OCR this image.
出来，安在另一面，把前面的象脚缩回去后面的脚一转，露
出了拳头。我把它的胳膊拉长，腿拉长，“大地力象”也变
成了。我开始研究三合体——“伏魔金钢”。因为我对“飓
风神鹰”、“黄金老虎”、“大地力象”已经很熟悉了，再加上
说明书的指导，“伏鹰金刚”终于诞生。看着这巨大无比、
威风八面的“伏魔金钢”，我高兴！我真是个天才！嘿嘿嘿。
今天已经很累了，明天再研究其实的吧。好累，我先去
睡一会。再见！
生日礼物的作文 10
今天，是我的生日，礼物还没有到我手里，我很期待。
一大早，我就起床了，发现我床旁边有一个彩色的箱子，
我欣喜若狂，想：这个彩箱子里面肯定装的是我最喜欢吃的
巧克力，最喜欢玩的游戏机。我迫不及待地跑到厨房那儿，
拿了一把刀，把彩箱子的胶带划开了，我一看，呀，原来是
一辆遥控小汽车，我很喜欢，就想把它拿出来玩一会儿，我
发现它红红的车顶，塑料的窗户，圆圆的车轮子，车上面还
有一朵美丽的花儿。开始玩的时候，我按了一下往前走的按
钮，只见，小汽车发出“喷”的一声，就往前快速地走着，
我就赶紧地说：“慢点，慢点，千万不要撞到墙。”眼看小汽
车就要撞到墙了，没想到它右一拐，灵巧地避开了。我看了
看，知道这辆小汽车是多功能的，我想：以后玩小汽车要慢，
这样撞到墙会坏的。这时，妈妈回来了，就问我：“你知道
++++++++++
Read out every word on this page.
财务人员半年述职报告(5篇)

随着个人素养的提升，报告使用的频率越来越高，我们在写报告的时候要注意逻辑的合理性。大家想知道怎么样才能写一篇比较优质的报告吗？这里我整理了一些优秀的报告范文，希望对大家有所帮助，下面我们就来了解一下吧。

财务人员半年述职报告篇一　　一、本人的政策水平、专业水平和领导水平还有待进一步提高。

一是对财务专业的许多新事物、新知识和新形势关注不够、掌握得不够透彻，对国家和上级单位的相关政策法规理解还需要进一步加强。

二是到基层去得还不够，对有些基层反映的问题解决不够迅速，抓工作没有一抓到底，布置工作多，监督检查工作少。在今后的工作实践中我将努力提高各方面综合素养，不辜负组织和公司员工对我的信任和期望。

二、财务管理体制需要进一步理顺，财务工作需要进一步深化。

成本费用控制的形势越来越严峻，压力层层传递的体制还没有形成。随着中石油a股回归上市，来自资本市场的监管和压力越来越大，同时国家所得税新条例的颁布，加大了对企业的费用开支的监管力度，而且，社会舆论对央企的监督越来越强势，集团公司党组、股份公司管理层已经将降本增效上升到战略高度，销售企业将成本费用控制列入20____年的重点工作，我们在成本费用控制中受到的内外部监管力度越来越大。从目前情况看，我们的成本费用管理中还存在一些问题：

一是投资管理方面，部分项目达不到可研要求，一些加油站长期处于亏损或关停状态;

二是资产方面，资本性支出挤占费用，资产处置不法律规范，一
++++++++++
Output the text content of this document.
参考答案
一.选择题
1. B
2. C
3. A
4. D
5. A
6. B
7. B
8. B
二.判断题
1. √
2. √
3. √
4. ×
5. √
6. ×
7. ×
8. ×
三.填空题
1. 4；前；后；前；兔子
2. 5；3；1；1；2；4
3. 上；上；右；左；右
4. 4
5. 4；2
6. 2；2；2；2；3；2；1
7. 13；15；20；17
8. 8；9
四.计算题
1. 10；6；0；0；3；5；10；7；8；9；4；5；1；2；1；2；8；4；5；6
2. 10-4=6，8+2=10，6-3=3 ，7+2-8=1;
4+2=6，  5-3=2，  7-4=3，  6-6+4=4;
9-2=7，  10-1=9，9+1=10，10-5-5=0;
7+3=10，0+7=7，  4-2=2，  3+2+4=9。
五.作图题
++++++++++
*Given task*
Pull out every line above that holds the word "大地力象".

*Written response*
出了拳头。我把它的胳膊拉长，腿拉长，“大地力象”也变
风神鹰”、“黄金老虎”、“大地力象”已经很熟悉了，再加上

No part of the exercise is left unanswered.